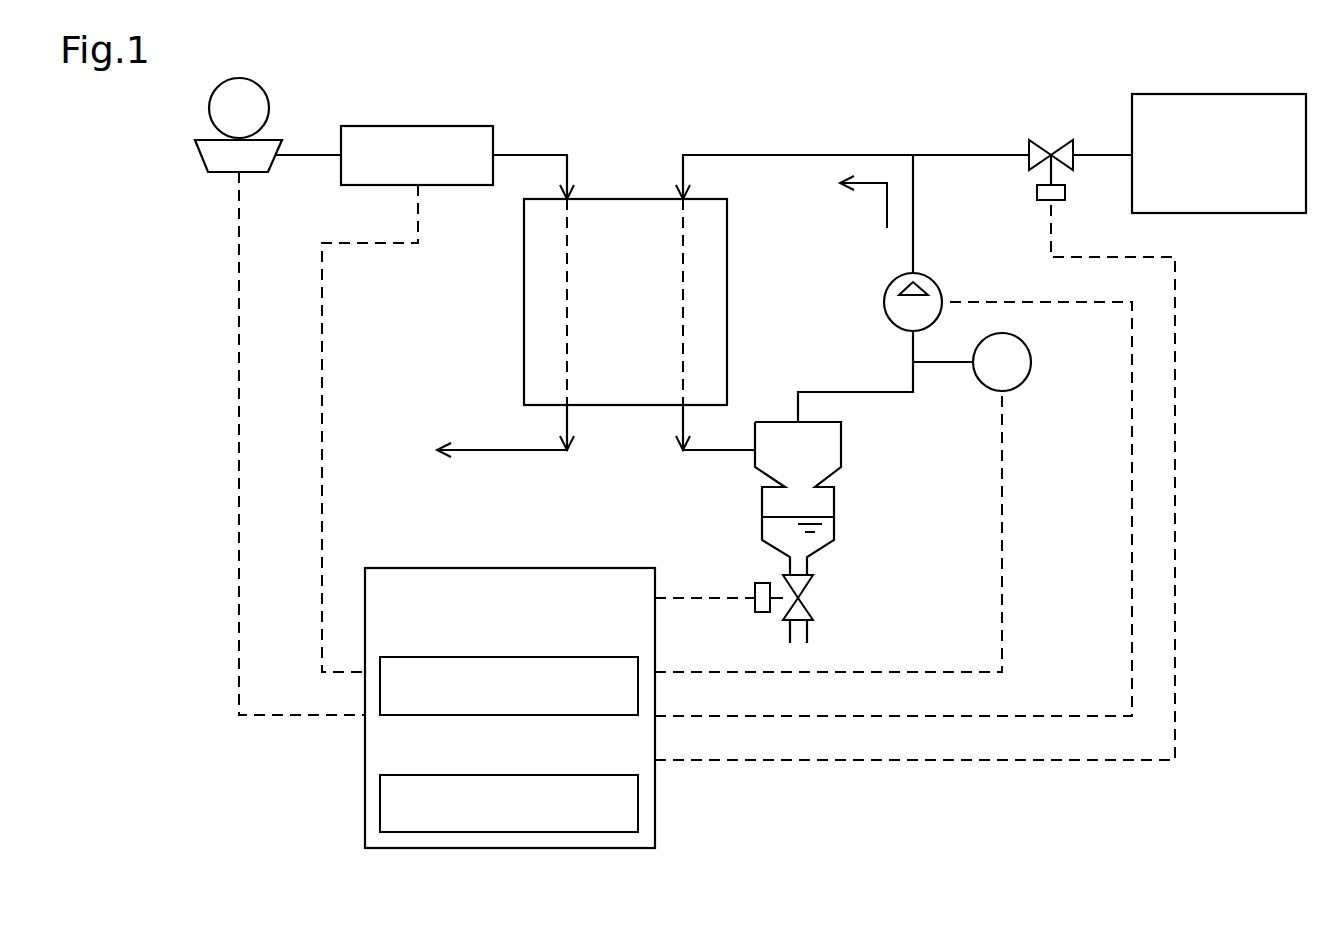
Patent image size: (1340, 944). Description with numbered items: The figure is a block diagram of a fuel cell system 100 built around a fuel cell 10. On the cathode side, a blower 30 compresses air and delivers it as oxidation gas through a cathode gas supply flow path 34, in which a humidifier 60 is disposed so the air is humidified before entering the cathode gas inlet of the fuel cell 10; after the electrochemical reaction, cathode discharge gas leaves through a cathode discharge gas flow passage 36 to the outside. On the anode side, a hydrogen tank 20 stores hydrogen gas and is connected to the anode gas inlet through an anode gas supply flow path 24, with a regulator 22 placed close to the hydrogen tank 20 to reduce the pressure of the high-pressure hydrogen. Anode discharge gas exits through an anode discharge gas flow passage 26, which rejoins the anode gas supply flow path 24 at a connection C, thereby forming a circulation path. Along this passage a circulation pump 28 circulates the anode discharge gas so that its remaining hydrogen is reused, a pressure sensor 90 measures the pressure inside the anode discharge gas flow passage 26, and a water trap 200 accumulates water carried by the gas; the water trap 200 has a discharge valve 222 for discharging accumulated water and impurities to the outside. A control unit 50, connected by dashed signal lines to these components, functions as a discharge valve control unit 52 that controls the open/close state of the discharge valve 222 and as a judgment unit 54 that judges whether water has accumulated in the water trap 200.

The fuel cell 10 is at (627, 199).
The hydrogen tank 20 is at (1235, 94).
The regulator 22 is at (1073, 148).
The anode gas supply flow path 24 is at (970, 155).
The anode discharge gas flow passage 26 is at (710, 450).
The circulation pump 28 is at (937, 282).
The blower 30 is at (239, 78).
The cathode gas supply flow path 34 is at (523, 155).
The cathode discharge gas flow passage 36 is at (540, 450).
The control unit 50 is at (408, 568).
The discharge valve control unit 52 is at (438, 657).
The judgment unit 54 is at (438, 775).
The humidifier 60 is at (437, 126).
The pressure sensor 90 is at (1031, 362).
The fuel cell system 100 is at (1207, 785).
The water trap 200 is at (904, 540).
The discharge valve 222 is at (813, 598).
The connection C is at (913, 155).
********************
_WHAT THE EXERCISE ASKS_.
Convert the material above into a Markdown table with the columns Row and Entry, one row per line, numbered in order and with blank lines dropped. Leave the pictures out of the table.

_TASK RESULT_.
| Row | Entry |
|---|---|
| 1 | Patent image size: (1340, 944). Description with numbered items: The figure is a block diagram of a fuel cell system 100 built around a fuel cell 10. On the cathode side, a blower 30 compresses air and delivers it as oxidation gas through a cathode gas supply flow path 34, in which a humidifier 60 is disposed so the air is humidified before entering the cathode gas inlet of the fuel cell 10; after the electrochemical reaction, cathode discharge gas leaves through a cathode discharge gas flow passage 36 to the outside. On the anode side, a hydrogen tank 20 stores hydrogen gas and is connected to the anode gas inlet through an anode gas supply flow path 24, with a regulator 22 placed close to the hydrogen tank 20 to reduce the pressure of the high-pressure hydrogen. Anode discharge gas exits through an anode discharge gas flow passage 26, which rejoins the anode gas supply flow path 24 at a connection C, thereby forming a circulation path. Along this passage a circulation pump 28 circulates the anode discharge gas so that its remaining hydrogen is reused, a pressure sensor 90 measures the pressure inside the anode discharge gas flow passage 26, and a water trap 200 accumulates water carried by the gas; the water trap 200 has a discharge valve 222 for discharging accumulated water and impurities to the outside. A control unit 50, connected by dashed signal lines to these components, functions as a discharge valve control unit 52 that controls the open/close state of the discharge valve 222 and as a judgment unit 54 that judges whether water has accumulated in the water trap 200. |
| 2 | The fuel cell 10 is at (627, 199). |
| 3 | The hydrogen tank 20 is at (1235, 94). |
| 4 | The regulator 22 is at (1073, 148). |
| 5 | The anode gas supply flow path 24 is at (970, 155). |
| 6 | The anode discharge gas flow passage 26 is at (710, 450). |
| 7 | The circulation pump 28 is at (937, 282). |
| 8 | The blower 30 is at (239, 78). |
| 9 | The cathode gas supply flow path 34 is at (523, 155). |
| 10 | The cathode discharge gas flow passage 36 is at (540, 450). |
| 11 | The control unit 50 is at (408, 568). |
| 12 | The discharge valve control unit 52 is at (438, 657). |
| 13 | The judgment unit 54 is at (438, 775). |
| 14 | The humidifier 60 is at (437, 126). |
| 15 | The pressure sensor 90 is at (1031, 362). |
| 16 | The fuel cell system 100 is at (1207, 785). |
| 17 | The water trap 200 is at (904, 540). |
| 18 | The discharge valve 222 is at (813, 598). |
| 19 | The connection C is at (913, 155). |